• **Problem to solve**
Select from the records below every line that has the word "upon" in it.

• **Material for this task**
----------

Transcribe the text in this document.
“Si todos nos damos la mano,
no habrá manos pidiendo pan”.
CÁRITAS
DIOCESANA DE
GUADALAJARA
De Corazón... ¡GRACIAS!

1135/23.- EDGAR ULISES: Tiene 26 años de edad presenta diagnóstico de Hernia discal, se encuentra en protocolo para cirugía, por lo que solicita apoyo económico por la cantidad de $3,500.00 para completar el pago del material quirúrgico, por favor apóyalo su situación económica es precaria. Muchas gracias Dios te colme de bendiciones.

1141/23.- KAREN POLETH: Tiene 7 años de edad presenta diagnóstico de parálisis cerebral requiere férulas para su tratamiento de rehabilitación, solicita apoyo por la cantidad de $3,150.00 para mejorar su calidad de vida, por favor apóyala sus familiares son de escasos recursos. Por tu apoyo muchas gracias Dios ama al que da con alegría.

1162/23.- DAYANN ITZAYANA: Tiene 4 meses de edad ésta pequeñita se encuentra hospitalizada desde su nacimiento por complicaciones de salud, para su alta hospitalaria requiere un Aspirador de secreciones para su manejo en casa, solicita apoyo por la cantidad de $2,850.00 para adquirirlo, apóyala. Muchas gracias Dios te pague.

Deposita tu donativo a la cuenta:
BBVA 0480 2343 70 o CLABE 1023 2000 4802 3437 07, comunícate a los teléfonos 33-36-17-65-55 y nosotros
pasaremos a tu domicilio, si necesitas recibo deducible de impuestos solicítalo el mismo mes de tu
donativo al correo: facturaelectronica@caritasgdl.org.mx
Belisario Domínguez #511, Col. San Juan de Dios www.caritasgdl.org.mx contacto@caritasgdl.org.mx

----------

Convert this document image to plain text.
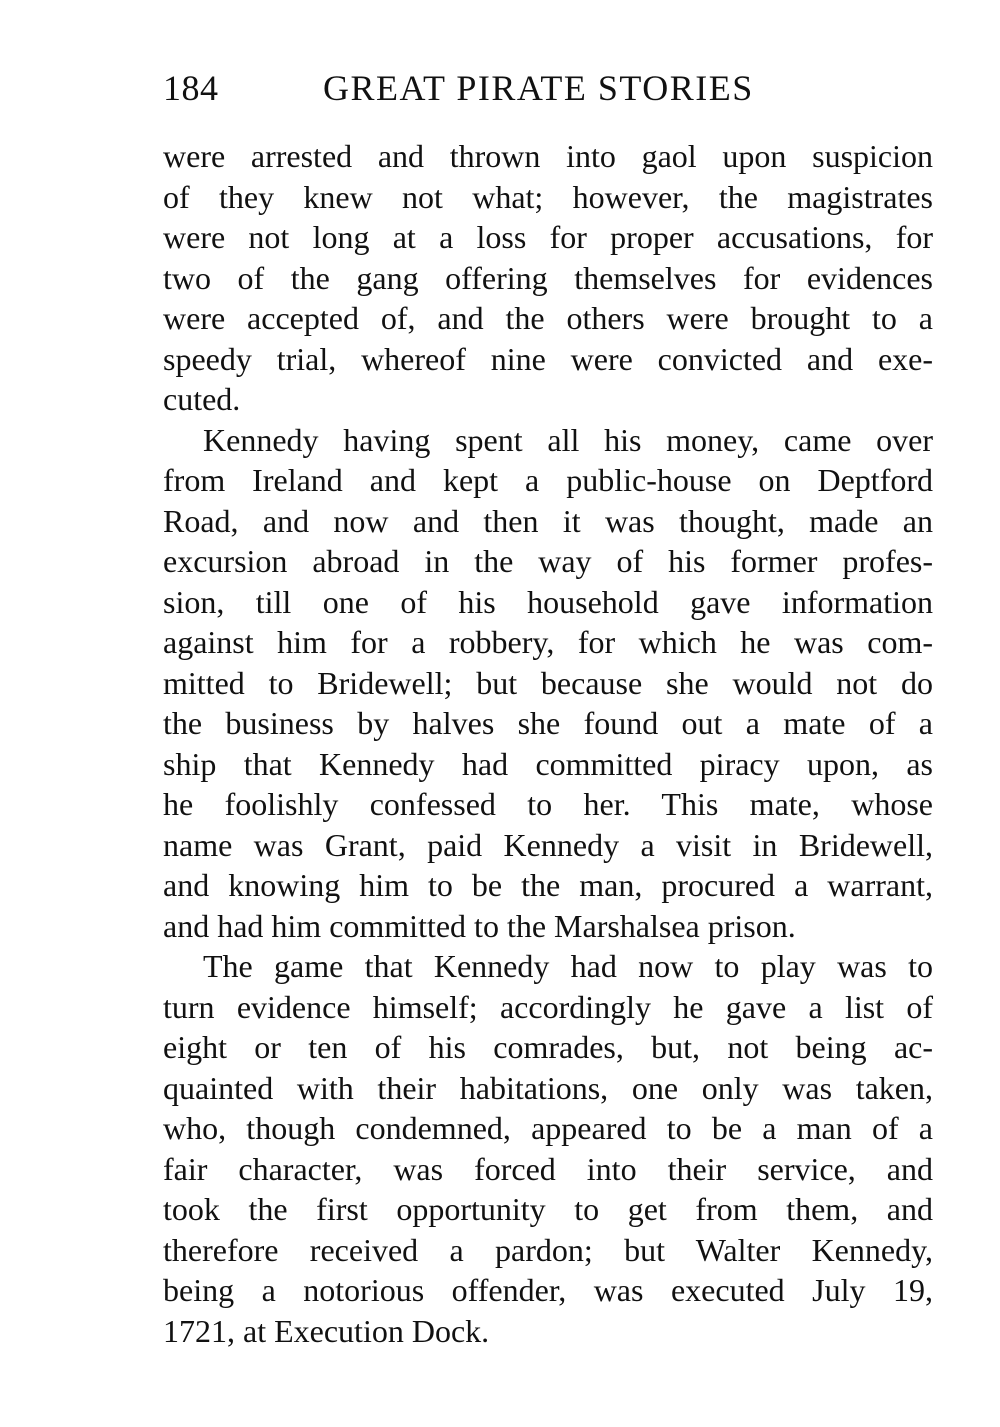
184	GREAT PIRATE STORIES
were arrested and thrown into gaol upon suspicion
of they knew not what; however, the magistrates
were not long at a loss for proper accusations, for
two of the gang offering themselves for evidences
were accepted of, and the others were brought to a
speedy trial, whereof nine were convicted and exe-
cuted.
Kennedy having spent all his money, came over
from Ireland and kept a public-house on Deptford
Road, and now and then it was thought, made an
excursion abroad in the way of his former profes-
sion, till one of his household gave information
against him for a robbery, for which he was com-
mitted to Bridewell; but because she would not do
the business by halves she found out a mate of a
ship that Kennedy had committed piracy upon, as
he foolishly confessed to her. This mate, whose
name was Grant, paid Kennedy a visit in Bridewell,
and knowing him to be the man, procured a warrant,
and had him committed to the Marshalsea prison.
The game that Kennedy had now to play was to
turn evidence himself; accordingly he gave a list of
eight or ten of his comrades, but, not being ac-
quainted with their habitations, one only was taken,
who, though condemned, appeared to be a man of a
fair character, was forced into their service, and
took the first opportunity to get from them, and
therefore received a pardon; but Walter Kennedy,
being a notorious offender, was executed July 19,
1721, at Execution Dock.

----------

• **Answer in full**
were arrested and thrown into gaol upon suspicion
ship that Kennedy had committed piracy upon, as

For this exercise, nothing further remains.